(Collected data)
========================
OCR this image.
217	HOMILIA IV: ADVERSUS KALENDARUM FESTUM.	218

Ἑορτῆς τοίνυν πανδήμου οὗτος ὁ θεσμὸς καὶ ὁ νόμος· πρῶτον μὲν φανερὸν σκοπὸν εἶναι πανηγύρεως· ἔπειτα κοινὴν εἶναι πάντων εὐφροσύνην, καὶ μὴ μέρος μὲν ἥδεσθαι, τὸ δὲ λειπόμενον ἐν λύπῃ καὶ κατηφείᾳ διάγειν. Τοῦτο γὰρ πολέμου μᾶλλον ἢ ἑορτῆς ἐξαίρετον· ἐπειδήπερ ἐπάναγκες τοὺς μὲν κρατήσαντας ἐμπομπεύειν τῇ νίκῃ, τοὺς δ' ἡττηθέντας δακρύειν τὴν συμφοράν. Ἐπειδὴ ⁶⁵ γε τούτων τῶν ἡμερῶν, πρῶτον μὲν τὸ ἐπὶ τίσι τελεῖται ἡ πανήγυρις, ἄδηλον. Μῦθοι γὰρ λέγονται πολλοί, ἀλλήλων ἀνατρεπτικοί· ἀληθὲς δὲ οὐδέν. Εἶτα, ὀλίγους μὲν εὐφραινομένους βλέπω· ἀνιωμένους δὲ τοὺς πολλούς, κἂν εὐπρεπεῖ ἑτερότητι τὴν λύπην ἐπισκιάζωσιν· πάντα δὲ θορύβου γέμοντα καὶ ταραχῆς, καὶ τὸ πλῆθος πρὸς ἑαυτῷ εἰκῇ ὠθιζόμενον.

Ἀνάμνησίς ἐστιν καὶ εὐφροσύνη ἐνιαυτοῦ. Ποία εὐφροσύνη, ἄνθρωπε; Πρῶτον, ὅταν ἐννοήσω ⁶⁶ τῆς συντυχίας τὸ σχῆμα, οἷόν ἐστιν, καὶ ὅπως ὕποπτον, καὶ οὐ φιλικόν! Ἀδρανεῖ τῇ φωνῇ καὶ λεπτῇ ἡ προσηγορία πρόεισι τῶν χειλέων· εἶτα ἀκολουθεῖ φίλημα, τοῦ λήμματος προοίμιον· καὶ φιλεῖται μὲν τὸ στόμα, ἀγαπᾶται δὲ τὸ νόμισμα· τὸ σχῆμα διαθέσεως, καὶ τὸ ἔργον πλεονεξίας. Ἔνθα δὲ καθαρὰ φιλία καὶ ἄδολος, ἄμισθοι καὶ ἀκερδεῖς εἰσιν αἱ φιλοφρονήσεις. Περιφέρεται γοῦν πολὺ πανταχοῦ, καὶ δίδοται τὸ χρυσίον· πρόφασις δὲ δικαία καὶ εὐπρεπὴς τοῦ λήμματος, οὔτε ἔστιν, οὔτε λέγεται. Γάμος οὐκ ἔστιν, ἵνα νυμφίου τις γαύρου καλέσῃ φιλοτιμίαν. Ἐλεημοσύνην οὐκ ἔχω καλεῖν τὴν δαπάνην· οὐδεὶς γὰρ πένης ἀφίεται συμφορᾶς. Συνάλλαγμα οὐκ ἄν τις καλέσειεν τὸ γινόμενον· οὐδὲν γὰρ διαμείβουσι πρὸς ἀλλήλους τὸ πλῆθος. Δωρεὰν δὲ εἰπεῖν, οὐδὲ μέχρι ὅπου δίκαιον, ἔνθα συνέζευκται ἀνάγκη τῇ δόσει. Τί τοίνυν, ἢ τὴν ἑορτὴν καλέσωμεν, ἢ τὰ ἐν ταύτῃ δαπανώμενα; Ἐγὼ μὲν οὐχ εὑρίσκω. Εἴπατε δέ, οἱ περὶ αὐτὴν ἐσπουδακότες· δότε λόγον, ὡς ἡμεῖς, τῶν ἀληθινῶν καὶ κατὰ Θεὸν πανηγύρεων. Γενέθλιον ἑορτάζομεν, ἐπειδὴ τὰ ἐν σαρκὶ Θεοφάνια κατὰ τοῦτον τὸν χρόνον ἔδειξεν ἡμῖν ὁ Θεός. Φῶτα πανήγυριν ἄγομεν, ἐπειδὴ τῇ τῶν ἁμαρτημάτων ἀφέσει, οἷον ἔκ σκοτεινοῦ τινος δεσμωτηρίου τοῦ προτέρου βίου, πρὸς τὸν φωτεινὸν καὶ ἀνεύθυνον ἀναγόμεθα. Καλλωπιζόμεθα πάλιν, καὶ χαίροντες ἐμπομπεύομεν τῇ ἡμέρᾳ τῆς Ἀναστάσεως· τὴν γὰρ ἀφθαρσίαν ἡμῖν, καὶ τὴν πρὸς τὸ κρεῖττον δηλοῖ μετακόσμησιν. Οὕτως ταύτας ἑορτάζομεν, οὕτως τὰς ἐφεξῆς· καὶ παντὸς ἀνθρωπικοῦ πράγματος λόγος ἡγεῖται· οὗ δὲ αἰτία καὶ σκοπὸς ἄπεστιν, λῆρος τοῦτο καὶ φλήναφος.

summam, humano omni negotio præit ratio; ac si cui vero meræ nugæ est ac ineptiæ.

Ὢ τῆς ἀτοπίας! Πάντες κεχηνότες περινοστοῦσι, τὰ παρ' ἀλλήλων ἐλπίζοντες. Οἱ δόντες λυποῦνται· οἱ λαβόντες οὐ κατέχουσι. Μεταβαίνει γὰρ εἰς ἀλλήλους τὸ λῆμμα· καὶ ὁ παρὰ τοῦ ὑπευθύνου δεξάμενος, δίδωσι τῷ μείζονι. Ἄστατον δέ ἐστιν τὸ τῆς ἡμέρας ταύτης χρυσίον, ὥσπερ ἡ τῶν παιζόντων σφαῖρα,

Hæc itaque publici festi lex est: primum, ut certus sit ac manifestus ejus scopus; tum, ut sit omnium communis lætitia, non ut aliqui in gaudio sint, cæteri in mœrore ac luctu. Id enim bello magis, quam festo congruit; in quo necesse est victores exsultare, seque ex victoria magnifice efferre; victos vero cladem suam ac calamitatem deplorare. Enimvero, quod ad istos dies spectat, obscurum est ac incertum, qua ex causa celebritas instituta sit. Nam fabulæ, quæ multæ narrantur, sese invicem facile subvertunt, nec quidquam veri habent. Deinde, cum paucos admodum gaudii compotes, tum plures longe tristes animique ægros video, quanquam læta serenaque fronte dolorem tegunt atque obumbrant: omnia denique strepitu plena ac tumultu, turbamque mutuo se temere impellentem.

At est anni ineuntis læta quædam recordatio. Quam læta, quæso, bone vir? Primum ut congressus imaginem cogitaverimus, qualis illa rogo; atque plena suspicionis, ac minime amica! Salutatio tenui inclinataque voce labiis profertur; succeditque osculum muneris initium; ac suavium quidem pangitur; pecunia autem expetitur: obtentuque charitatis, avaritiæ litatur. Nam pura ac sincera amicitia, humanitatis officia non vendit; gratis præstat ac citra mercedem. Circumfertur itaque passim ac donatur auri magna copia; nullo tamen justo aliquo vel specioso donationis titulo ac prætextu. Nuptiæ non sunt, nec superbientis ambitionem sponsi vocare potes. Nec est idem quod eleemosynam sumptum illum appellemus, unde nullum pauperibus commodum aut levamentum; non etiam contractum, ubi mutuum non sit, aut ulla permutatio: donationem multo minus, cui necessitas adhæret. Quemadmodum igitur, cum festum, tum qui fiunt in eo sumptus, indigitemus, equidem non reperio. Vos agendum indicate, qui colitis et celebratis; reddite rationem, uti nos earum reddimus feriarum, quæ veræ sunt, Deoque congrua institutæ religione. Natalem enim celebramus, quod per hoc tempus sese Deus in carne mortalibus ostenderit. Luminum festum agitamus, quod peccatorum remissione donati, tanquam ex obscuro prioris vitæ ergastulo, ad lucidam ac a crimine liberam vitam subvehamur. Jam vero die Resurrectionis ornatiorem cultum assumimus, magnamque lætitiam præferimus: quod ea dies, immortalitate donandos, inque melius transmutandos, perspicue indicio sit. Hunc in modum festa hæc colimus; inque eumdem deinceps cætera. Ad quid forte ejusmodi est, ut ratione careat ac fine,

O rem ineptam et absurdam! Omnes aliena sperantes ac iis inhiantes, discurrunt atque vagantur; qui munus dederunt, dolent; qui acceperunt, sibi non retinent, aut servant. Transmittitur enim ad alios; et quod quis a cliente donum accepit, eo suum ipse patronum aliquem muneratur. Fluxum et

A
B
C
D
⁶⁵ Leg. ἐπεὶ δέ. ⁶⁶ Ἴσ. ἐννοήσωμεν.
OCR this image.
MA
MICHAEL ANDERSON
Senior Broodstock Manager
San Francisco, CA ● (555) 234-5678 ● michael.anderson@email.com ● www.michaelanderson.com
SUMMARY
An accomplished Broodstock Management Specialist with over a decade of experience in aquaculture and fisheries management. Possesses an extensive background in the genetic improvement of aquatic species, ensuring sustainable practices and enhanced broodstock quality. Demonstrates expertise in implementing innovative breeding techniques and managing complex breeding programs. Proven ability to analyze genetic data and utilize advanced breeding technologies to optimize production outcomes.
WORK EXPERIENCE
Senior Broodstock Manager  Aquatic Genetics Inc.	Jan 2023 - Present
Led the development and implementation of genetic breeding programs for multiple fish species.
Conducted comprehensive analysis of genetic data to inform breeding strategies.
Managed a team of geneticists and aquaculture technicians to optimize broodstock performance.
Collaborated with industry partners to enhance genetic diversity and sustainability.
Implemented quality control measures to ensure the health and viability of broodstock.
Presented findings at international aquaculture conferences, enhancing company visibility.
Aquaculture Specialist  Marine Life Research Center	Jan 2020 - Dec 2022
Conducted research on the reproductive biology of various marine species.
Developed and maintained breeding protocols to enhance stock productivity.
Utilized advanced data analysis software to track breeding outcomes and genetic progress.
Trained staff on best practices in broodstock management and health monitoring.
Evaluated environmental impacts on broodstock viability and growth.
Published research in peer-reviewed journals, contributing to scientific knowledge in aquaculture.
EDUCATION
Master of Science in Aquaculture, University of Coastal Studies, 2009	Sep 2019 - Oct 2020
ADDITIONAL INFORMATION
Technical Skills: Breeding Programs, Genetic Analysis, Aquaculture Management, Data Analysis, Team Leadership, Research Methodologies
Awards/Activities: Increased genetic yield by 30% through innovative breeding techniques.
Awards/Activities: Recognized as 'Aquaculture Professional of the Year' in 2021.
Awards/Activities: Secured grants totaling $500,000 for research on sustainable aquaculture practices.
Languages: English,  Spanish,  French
========================
> _SHORT EXERCISE_: From the listing above, pick out each line where the word "Specialist" appears.

> _OUTPUT_:
An accomplished Broodstock Management Specialist with over a decade of experience in aquaculture and fisheries management. Possesses an extensive background in the genetic improvement of aquatic species, ensuring sustainable practices and enhanced broodstock quality. Demonstrates expertise in implementing innovative breeding techniques and managing complex breeding programs. Proven ability to analyze genetic data and utilize advanced breeding technologies to optimize production outcomes.
Aquaculture Specialist  Marine Life Research Center	Jan 2020 - Dec 2022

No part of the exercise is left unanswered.